THE TASK =>
Return only the number of lines holding the word "this".

(Stored records)
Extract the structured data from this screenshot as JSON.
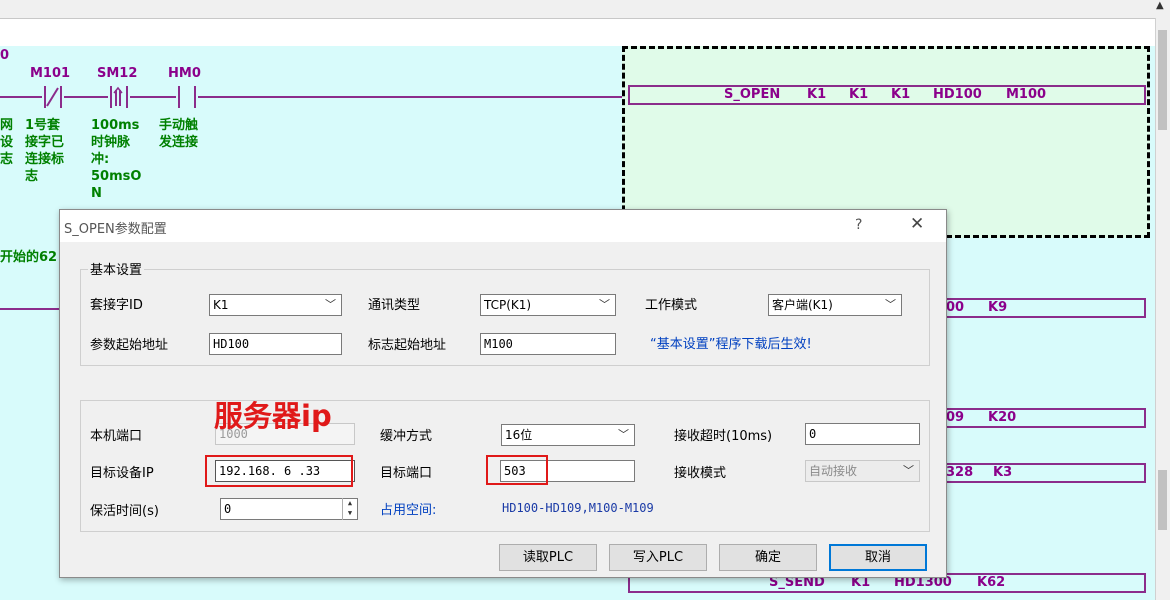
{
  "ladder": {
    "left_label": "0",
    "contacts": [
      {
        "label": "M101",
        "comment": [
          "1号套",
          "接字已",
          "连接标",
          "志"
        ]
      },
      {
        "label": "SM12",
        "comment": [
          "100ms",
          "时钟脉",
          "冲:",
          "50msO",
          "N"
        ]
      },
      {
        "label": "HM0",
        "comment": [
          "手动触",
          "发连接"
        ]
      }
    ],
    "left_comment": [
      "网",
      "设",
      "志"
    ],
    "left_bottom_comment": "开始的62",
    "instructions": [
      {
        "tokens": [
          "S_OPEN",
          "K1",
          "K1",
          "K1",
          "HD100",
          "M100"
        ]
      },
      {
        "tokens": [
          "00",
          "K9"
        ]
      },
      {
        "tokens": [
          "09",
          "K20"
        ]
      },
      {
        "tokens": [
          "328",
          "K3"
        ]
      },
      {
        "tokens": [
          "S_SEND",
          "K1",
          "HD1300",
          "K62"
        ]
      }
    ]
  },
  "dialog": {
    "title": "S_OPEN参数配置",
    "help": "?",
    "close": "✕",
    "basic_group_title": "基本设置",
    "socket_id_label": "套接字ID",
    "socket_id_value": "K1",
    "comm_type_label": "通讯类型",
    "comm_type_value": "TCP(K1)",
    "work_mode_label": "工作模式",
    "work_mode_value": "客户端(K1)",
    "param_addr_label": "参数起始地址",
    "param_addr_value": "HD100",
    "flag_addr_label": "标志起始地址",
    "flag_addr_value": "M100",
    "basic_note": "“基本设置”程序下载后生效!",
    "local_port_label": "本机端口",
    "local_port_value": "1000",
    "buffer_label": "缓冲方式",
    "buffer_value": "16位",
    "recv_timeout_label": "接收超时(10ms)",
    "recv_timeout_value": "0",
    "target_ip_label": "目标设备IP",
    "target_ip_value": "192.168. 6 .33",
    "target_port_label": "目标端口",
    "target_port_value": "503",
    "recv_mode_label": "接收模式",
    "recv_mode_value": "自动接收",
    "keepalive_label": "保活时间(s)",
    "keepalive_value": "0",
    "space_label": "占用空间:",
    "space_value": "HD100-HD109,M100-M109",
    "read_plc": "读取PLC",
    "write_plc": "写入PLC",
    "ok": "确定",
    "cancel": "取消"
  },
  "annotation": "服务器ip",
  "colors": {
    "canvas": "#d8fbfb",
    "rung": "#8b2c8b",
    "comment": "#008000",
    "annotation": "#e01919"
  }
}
---
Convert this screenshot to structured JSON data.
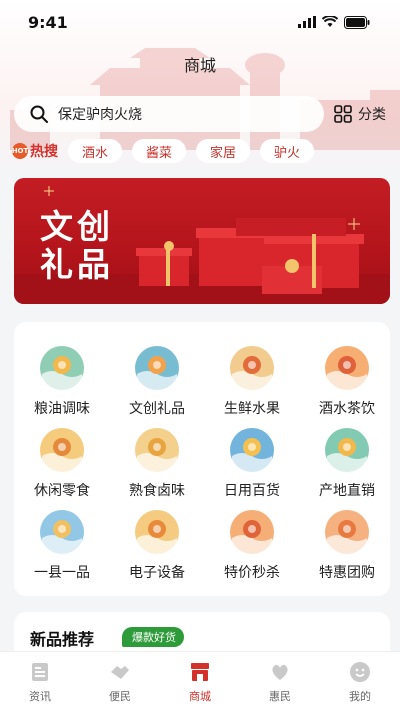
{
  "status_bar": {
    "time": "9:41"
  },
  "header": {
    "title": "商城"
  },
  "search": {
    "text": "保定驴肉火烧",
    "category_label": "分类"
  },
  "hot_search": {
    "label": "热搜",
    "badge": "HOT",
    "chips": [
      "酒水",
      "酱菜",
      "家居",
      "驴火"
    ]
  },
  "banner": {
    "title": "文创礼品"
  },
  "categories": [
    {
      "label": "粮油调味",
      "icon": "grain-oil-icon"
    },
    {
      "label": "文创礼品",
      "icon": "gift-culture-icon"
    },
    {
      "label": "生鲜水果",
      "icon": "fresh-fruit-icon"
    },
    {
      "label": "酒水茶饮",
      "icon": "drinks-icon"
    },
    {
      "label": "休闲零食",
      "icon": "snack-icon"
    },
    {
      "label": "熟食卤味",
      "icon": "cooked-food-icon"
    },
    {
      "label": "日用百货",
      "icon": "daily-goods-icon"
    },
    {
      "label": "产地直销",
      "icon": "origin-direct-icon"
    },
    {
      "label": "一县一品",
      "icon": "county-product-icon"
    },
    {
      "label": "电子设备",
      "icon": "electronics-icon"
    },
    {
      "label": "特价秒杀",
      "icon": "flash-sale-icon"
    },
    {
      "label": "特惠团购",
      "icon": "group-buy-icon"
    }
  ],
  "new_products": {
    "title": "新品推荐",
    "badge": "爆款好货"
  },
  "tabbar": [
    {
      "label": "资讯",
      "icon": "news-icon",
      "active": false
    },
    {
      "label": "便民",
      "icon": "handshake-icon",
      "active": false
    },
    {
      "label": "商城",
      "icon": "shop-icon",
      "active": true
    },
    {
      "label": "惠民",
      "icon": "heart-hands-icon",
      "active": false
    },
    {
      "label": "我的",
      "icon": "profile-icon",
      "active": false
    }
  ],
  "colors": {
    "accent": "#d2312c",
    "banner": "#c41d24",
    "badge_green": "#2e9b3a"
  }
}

EXERCISE ANSWER =>
2